##### EXTRACTED ENTRIES #####

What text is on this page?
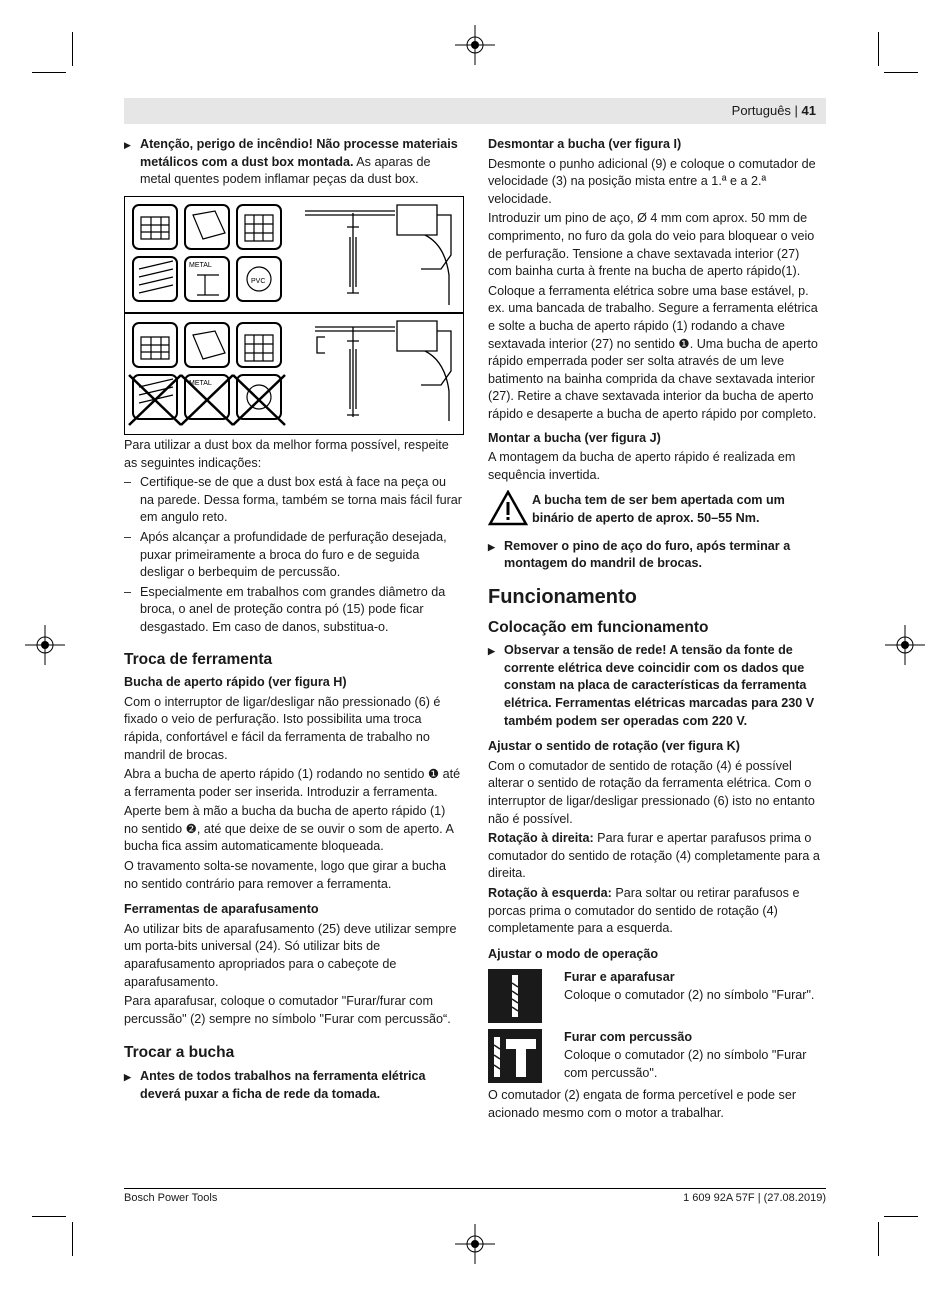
Português | 41

▶ Atenção, perigo de incêndio! Não processe materiais metálicos com a dust box montada. As aparas de metal quentes podem inflamar peças da dust box.

METAL
PVC
METAL

Para utilizar a dust box da melhor forma possível, respeite as seguintes indicações:

– Certifique-se de que a dust box está à face na peça ou na parede. Dessa forma, também se torna mais fácil furar em angulo reto.

– Após alcançar a profundidade de perfuração desejada, puxar primeiramente a broca do furo e de seguida desligar o berbequim de percussão.

– Especialmente em trabalhos com grandes diâmetro da broca, o anel de proteção contra pó (15) pode ficar desgastado. Em caso de danos, substitua-o.

Troca de ferramenta
Bucha de aperto rápido (ver figura H)

Com o interruptor de ligar/desligar não pressionado (6) é fixado o veio de perfuração. Isto possibilita uma troca rápida, confortável e fácil da ferramenta de trabalho no mandril de brocas.

Abra a bucha de aperto rápido (1) rodando no sentido ❶ até a ferramenta poder ser inserida. Introduzir a ferramenta.

Aperte bem à mão a bucha da bucha de aperto rápido (1) no sentido ❷, até que deixe de se ouvir o som de aperto. A bucha fica assim automaticamente bloqueada.

O travamento solta-se novamente, logo que girar a bucha no sentido contrário para remover a ferramenta.

Ferramentas de aparafusamento

Ao utilizar bits de aparafusamento (25) deve utilizar sempre um porta-bits universal (24). Só utilizar bits de aparafusamento apropriados para o cabeçote de aparafusamento.

Para aparafusar, coloque o comutador "Furar/furar com percussão" (2) sempre no símbolo "Furar com percussão“.

Trocar a bucha

▶ Antes de todos trabalhos na ferramenta elétrica deverá puxar a ficha de rede da tomada.

Desmontar a bucha (ver figura I)

Desmonte o punho adicional (9) e coloque o comutador de velocidade (3) na posição mista entre a 1.ª e a 2.ª velocidade.

Introduzir um pino de aço, Ø 4 mm com aprox. 50 mm de comprimento, no furo da gola do veio para bloquear o veio de perfuração. Tensione a chave sextavada interior (27) com bainha curta à frente na bucha de aperto rápido(1).

Coloque a ferramenta elétrica sobre uma base estável, p. ex. uma bancada de trabalho. Segure a ferramenta elétrica e solte a bucha de aperto rápido (1) rodando a chave sextavada interior (27) no sentido ❶. Uma bucha de aperto rápido emperrada poder ser solta através de um leve batimento na bainha comprida da chave sextavada interior (27). Retire a chave sextavada interior da bucha de aperto rápido e desaperte a bucha de aperto rápido por completo.

Montar a bucha (ver figura J)

A montagem da bucha de aperto rápido é realizada em sequência invertida.

A bucha tem de ser bem apertada com um binário de aperto de aprox. 50–55 Nm.

▶ Remover o pino de aço do furo, após terminar a montagem do mandril de brocas.

Funcionamento
Colocação em funcionamento

▶ Observar a tensão de rede! A tensão da fonte de corrente elétrica deve coincidir com os dados que constam na placa de características da ferramenta elétrica. Ferramentas elétricas marcadas para 230 V também podem ser operadas com 220 V.

Ajustar o sentido de rotação (ver figura K)

Com o comutador de sentido de rotação (4) é possível alterar o sentido de rotação da ferramenta elétrica. Com o interruptor de ligar/desligar pressionado (6) isto no entanto não é possível.

Rotação à direita: Para furar e apertar parafusos prima o comutador do sentido de rotação (4) completamente para a direita.

Rotação à esquerda: Para soltar ou retirar parafusos e porcas prima o comutador do sentido de rotação (4) completamente para a esquerda.

Ajustar o modo de operação
Furar e aparafusar
Coloque o comutador (2) no símbolo "Furar".
Furar com percussão
Coloque o comutador (2) no símbolo "Furar com percussão".

O comutador (2) engata de forma percetível e pode ser acionado mesmo com o motor a trabalhar.

Bosch Power Tools	1 609 92A 57F | (27.08.2019)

#####

Reproduce each entry precisely, dropping only the pictures.

What text is on this page?
Português | 41

▶ Atenção, perigo de incêndio! Não processe materiais metálicos com a dust box montada. As aparas de metal quentes podem inflamar peças da dust box.

METAL
PVC
METAL

Para utilizar a dust box da melhor forma possível, respeite as seguintes indicações:

– Certifique-se de que a dust box está à face na peça ou na parede. Dessa forma, também se torna mais fácil furar em angulo reto.

– Após alcançar a profundidade de perfuração desejada, puxar primeiramente a broca do furo e de seguida desligar o berbequim de percussão.

– Especialmente em trabalhos com grandes diâmetro da broca, o anel de proteção contra pó (15) pode ficar desgastado. Em caso de danos, substitua-o.

Troca de ferramenta
Bucha de aperto rápido (ver figura H)

Com o interruptor de ligar/desligar não pressionado (6) é fixado o veio de perfuração. Isto possibilita uma troca rápida, confortável e fácil da ferramenta de trabalho no mandril de brocas.

Abra a bucha de aperto rápido (1) rodando no sentido ❶ até a ferramenta poder ser inserida. Introduzir a ferramenta.

Aperte bem à mão a bucha da bucha de aperto rápido (1) no sentido ❷, até que deixe de se ouvir o som de aperto. A bucha fica assim automaticamente bloqueada.

O travamento solta-se novamente, logo que girar a bucha no sentido contrário para remover a ferramenta.

Ferramentas de aparafusamento

Ao utilizar bits de aparafusamento (25) deve utilizar sempre um porta-bits universal (24). Só utilizar bits de aparafusamento apropriados para o cabeçote de aparafusamento.

Para aparafusar, coloque o comutador "Furar/furar com percussão" (2) sempre no símbolo "Furar com percussão“.

Trocar a bucha

▶ Antes de todos trabalhos na ferramenta elétrica deverá puxar a ficha de rede da tomada.

Desmontar a bucha (ver figura I)

Desmonte o punho adicional (9) e coloque o comutador de velocidade (3) na posição mista entre a 1.ª e a 2.ª velocidade.

Introduzir um pino de aço, Ø 4 mm com aprox. 50 mm de comprimento, no furo da gola do veio para bloquear o veio de perfuração. Tensione a chave sextavada interior (27) com bainha curta à frente na bucha de aperto rápido(1).

Coloque a ferramenta elétrica sobre uma base estável, p. ex. uma bancada de trabalho. Segure a ferramenta elétrica e solte a bucha de aperto rápido (1) rodando a chave sextavada interior (27) no sentido ❶. Uma bucha de aperto rápido emperrada poder ser solta através de um leve batimento na bainha comprida da chave sextavada interior (27). Retire a chave sextavada interior da bucha de aperto rápido e desaperte a bucha de aperto rápido por completo.

Montar a bucha (ver figura J)

A montagem da bucha de aperto rápido é realizada em sequência invertida.

A bucha tem de ser bem apertada com um binário de aperto de aprox. 50–55 Nm.

▶ Remover o pino de aço do furo, após terminar a montagem do mandril de brocas.

Funcionamento
Colocação em funcionamento

▶ Observar a tensão de rede! A tensão da fonte de corrente elétrica deve coincidir com os dados que constam na placa de características da ferramenta elétrica. Ferramentas elétricas marcadas para 230 V também podem ser operadas com 220 V.

Ajustar o sentido de rotação (ver figura K)

Com o comutador de sentido de rotação (4) é possível alterar o sentido de rotação da ferramenta elétrica. Com o interruptor de ligar/desligar pressionado (6) isto no entanto não é possível.

Rotação à direita: Para furar e apertar parafusos prima o comutador do sentido de rotação (4) completamente para a direita.

Rotação à esquerda: Para soltar ou retirar parafusos e porcas prima o comutador do sentido de rotação (4) completamente para a esquerda.

Ajustar o modo de operação
Furar e aparafusar
Coloque o comutador (2) no símbolo "Furar".
Furar com percussão
Coloque o comutador (2) no símbolo "Furar com percussão".

O comutador (2) engata de forma percetível e pode ser acionado mesmo com o motor a trabalhar.

Bosch Power Tools	1 609 92A 57F | (27.08.2019)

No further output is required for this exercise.